----- LISTED ENTRIES

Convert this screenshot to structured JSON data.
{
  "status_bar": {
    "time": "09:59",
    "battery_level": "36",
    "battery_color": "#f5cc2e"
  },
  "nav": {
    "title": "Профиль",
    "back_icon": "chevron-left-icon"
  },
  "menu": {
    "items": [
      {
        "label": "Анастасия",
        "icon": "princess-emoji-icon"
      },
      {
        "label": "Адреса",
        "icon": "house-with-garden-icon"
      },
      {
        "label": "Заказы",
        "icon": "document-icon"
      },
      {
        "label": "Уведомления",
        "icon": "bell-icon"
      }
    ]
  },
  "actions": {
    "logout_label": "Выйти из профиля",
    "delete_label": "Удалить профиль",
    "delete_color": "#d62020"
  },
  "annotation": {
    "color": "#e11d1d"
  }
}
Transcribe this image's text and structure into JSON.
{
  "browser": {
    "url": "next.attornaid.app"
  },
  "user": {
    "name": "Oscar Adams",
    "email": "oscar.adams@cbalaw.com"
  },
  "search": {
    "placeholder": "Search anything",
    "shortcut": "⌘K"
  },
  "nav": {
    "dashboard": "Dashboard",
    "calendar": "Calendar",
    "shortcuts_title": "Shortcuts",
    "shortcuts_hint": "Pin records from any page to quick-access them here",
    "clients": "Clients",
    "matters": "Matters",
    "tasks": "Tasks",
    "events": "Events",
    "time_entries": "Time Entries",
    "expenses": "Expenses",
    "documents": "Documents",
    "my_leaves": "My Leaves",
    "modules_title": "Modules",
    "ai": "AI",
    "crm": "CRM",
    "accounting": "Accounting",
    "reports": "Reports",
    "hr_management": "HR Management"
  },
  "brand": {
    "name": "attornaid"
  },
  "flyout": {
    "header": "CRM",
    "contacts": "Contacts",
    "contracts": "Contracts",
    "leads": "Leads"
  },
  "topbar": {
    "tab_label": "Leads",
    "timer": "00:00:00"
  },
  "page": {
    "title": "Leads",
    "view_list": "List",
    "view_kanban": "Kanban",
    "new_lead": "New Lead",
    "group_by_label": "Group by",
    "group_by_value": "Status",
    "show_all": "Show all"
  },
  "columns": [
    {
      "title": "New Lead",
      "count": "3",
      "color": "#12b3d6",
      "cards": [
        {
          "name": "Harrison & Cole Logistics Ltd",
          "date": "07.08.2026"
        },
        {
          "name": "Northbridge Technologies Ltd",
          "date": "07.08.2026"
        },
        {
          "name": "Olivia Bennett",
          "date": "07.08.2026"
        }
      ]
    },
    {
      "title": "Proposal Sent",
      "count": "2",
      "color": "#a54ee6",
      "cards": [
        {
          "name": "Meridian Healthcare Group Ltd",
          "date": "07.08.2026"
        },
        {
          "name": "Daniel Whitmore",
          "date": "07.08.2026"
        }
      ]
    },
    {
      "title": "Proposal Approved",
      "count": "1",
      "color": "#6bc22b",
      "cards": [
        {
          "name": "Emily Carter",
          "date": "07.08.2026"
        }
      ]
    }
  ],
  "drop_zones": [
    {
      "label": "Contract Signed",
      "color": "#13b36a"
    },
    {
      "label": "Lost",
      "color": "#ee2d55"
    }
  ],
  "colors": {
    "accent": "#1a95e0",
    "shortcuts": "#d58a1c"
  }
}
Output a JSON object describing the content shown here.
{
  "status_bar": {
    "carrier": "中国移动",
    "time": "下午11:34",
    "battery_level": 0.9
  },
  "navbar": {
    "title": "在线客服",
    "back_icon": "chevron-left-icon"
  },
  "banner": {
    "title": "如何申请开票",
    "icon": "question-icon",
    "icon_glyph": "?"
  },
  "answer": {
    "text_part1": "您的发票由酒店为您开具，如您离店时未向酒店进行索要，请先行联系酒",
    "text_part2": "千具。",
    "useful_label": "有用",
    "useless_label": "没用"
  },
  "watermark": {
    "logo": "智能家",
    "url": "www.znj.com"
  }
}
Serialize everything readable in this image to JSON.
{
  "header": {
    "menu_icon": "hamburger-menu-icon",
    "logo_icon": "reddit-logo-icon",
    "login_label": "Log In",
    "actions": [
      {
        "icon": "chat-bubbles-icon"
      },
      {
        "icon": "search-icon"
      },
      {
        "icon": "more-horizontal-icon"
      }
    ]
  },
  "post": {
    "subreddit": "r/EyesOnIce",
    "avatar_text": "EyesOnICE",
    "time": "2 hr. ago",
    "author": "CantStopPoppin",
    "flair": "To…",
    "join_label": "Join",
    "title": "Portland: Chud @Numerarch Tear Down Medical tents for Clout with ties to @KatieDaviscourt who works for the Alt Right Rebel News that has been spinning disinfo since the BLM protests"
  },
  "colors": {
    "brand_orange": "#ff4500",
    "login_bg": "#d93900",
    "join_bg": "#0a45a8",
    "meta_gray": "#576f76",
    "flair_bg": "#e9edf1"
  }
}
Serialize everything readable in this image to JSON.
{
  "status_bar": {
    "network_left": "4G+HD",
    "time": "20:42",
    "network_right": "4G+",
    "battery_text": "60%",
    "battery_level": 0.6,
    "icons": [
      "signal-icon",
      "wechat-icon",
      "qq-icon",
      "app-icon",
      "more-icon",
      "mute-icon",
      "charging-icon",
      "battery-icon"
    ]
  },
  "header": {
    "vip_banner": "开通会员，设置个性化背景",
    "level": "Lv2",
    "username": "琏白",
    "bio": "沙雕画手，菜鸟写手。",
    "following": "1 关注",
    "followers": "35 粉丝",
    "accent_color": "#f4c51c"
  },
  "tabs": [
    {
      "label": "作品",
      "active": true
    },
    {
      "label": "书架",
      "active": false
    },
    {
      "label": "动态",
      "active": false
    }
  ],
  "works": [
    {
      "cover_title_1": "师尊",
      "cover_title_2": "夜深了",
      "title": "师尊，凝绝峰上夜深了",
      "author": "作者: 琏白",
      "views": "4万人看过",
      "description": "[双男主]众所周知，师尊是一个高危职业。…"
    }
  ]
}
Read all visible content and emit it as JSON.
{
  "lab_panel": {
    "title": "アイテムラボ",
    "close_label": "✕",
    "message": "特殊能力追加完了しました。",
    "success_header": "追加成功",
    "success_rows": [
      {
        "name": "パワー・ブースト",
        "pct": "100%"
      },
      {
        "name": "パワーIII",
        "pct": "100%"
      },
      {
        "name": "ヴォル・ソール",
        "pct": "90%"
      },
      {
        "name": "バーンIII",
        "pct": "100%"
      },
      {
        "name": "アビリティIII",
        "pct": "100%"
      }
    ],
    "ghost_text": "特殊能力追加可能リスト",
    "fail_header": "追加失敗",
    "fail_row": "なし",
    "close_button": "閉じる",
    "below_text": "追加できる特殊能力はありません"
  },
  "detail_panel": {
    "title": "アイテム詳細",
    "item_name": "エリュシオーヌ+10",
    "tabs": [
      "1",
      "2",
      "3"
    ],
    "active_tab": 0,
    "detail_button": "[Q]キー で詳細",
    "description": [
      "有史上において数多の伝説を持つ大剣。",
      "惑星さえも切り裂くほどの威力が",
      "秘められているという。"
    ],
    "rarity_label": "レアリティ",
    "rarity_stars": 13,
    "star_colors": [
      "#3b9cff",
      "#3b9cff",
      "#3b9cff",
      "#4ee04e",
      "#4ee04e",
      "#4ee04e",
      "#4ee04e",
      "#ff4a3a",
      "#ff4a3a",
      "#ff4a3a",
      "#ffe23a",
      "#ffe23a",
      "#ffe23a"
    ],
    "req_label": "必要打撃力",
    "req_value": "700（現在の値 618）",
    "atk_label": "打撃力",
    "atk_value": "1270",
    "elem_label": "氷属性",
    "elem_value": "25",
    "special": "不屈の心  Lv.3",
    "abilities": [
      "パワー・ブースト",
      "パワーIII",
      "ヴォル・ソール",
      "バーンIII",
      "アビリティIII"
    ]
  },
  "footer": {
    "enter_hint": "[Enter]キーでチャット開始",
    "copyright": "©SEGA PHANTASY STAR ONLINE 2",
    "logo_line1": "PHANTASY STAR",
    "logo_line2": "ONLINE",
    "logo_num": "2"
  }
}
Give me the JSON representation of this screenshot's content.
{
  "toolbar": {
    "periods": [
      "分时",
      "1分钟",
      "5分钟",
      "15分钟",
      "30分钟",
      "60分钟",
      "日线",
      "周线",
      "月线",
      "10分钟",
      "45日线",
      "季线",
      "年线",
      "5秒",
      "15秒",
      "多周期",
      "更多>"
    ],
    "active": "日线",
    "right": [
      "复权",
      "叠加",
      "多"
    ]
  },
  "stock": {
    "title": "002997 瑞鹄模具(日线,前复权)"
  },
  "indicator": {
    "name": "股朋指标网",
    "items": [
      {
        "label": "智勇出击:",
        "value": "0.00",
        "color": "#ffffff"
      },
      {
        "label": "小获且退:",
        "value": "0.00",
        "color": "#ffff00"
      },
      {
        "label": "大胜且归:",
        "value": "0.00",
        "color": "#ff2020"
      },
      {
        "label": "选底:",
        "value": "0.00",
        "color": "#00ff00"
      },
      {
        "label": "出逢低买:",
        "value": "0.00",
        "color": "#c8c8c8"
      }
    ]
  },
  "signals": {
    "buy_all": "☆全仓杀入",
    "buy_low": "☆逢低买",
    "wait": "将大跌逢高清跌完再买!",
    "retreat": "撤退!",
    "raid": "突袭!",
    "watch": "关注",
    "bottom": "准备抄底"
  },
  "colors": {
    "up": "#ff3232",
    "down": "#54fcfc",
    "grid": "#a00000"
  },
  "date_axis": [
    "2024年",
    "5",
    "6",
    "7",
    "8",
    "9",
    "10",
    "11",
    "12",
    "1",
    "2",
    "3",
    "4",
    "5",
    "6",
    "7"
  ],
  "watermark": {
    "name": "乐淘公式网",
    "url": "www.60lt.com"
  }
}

----------

■ WHAT IS REQUIRED ■
Return each full line of the entries that contains the word "works".

■ ANSWER BELOW ■
    "title": "Portland: Chud @Numerarch Tear Down Medical tents for Clout with ties to @KatieDaviscourt who works for the Alt Right Rebel News that has been spinning disinfo since the BLM protests"
  "works": [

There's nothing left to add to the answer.